**WHAT YOU HAVE TO DO**
Within the records that follow, find every line containing the string "MSLP". Copy those lines.

**RECORDS FOR THIS EXERCISE**
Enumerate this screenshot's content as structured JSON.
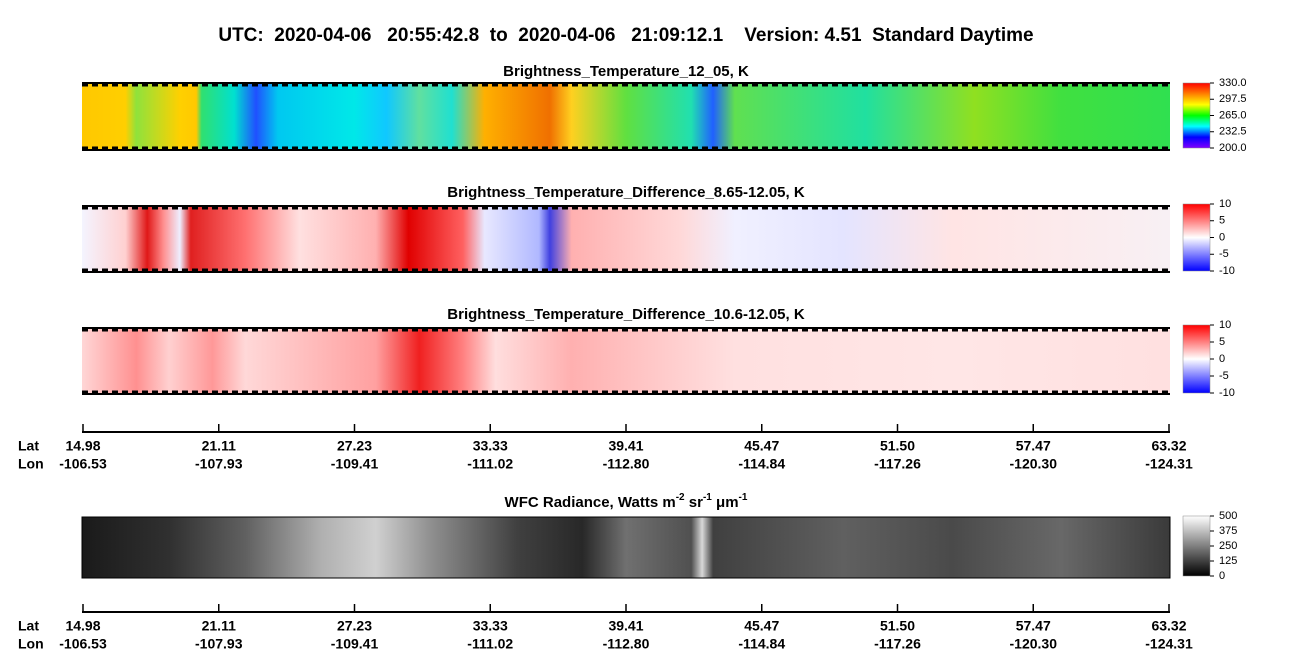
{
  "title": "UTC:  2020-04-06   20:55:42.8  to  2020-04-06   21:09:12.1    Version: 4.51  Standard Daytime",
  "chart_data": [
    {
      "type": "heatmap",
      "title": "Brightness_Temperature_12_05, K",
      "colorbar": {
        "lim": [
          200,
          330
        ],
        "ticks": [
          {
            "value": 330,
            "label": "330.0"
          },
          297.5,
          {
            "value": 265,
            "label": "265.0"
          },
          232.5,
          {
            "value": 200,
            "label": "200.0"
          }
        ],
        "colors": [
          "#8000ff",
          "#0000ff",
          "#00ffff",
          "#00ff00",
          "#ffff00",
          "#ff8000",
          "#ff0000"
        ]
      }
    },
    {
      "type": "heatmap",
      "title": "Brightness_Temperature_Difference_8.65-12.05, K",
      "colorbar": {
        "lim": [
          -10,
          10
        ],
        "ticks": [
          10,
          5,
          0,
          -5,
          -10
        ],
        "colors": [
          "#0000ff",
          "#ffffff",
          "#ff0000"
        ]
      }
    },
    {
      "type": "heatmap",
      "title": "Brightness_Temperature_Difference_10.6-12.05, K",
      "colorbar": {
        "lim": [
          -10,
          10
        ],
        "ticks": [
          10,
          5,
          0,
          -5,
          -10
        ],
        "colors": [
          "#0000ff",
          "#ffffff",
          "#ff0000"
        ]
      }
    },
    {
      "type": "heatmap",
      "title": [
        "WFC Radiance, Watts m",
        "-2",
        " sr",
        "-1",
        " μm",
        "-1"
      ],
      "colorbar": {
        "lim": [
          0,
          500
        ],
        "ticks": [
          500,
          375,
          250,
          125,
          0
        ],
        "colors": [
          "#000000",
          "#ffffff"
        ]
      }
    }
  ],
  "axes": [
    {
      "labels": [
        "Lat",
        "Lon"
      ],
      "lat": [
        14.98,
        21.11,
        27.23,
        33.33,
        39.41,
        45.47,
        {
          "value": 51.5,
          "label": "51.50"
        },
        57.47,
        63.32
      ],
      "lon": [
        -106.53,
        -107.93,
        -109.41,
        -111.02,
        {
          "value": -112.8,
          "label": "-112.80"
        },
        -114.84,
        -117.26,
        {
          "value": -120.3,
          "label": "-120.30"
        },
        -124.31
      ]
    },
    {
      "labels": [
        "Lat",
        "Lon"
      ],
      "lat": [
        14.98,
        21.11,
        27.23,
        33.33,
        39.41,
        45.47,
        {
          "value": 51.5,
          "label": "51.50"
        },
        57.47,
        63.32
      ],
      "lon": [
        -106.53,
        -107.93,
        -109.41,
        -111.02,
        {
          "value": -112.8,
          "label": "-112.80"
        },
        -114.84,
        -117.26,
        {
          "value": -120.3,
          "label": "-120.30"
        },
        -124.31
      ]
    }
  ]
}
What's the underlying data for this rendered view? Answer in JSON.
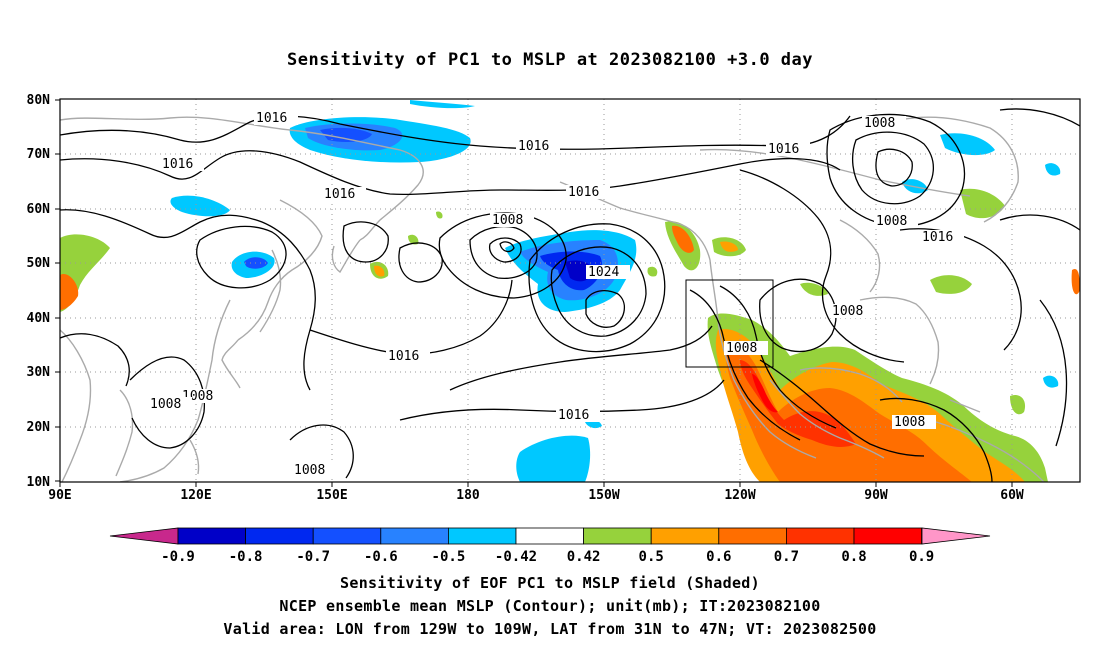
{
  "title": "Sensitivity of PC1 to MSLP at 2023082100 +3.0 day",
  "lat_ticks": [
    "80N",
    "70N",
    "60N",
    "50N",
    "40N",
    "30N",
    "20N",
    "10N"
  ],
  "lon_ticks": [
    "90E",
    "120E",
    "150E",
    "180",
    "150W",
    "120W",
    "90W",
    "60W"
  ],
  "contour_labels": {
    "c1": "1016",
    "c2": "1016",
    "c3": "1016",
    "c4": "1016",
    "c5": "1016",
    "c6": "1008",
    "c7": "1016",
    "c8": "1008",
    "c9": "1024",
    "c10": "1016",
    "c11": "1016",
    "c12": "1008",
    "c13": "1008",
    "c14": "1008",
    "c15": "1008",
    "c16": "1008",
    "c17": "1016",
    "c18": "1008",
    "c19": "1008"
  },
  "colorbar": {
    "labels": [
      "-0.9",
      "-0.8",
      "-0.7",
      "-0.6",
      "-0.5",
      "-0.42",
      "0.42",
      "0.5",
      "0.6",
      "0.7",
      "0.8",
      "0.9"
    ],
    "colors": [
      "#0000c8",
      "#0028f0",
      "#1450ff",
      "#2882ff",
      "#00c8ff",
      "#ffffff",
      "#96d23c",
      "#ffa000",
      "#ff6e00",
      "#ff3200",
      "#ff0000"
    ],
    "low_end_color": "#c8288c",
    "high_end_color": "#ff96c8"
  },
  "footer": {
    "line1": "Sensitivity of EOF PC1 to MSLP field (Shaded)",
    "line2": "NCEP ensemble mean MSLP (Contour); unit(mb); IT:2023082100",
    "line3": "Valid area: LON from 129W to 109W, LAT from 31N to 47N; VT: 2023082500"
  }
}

**ANSWER IN FULL**
  "title": "Sensitivity of PC1 to MSLP at 2023082100 +3.0 day",
    "line1": "Sensitivity of EOF PC1 to MSLP field (Shaded)",
    "line2": "NCEP ensemble mean MSLP (Contour); unit(mb); IT:2023082100",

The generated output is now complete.